GIVEN INFORMATION:
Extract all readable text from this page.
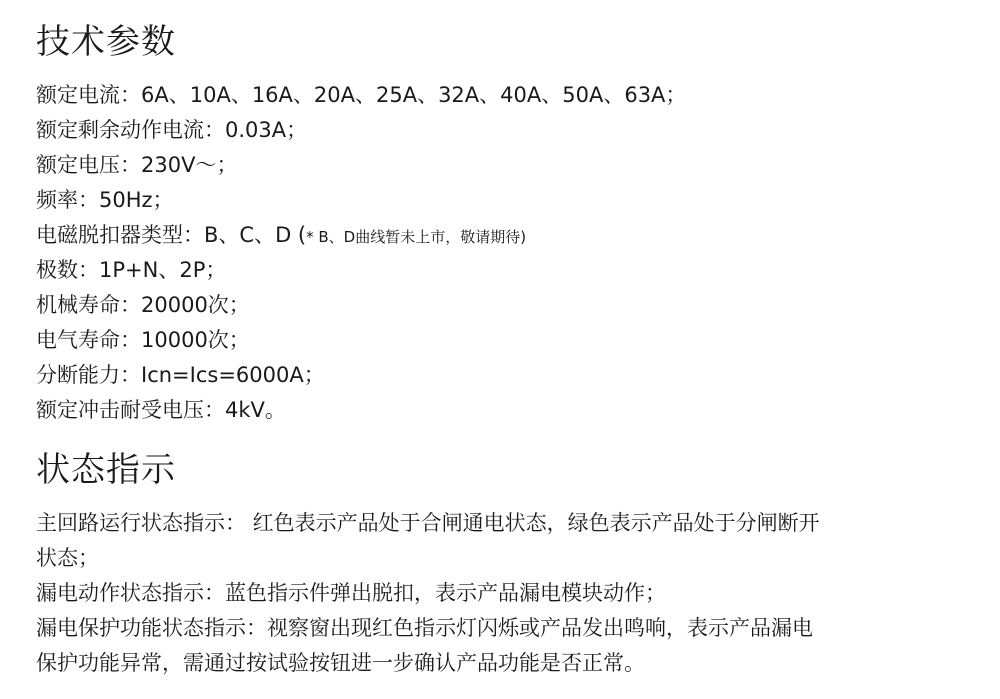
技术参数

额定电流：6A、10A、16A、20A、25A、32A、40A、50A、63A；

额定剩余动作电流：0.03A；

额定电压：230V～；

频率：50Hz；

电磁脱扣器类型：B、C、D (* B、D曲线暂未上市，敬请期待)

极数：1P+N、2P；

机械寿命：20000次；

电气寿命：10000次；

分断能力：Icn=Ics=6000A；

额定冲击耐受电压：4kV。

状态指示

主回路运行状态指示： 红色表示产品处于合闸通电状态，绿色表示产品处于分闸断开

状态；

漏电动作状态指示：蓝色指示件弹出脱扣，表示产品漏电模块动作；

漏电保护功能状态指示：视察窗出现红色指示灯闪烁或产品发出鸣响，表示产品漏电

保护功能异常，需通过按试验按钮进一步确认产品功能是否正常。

---

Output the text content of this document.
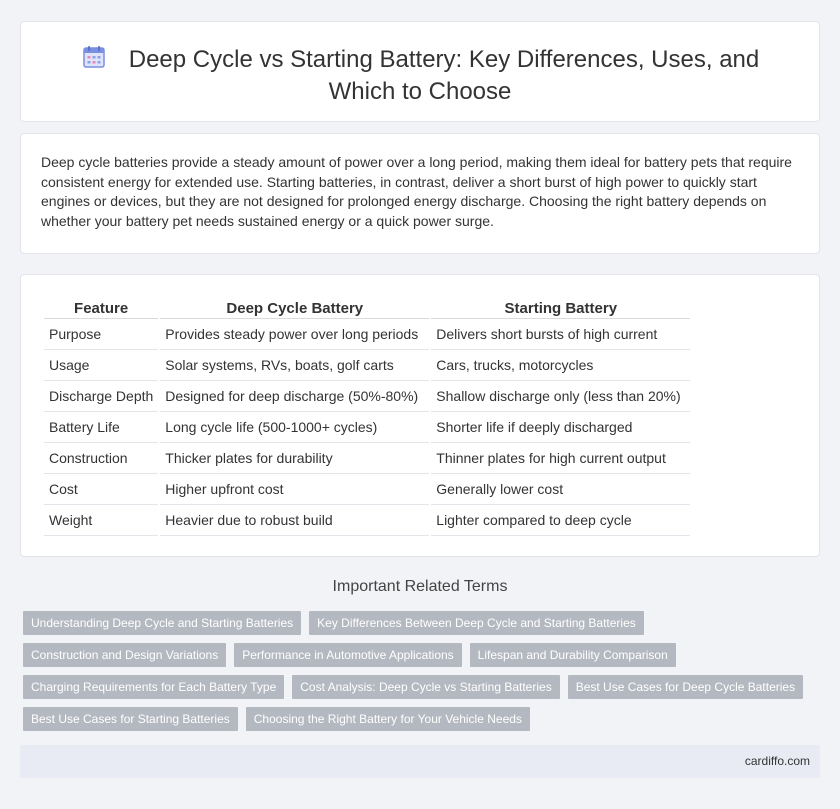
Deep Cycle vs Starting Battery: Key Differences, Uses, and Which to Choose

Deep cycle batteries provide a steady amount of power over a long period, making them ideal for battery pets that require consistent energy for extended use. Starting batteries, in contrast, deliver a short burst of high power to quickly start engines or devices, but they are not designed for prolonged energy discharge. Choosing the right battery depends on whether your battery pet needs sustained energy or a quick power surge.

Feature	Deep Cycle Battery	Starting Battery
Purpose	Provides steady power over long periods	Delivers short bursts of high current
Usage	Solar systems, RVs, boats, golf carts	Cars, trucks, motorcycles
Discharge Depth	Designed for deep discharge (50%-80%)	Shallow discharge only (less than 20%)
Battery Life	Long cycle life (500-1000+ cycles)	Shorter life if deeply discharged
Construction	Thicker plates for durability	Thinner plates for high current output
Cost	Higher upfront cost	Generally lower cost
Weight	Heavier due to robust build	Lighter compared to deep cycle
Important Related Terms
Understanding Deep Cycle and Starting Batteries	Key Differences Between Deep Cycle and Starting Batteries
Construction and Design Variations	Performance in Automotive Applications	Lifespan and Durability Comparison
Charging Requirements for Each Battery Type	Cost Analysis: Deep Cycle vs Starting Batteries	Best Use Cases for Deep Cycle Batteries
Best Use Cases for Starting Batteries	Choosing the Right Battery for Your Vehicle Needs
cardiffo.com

THE REQUEST: Give only the number of lines in the data that hold the word "Cases".

REPLY: 2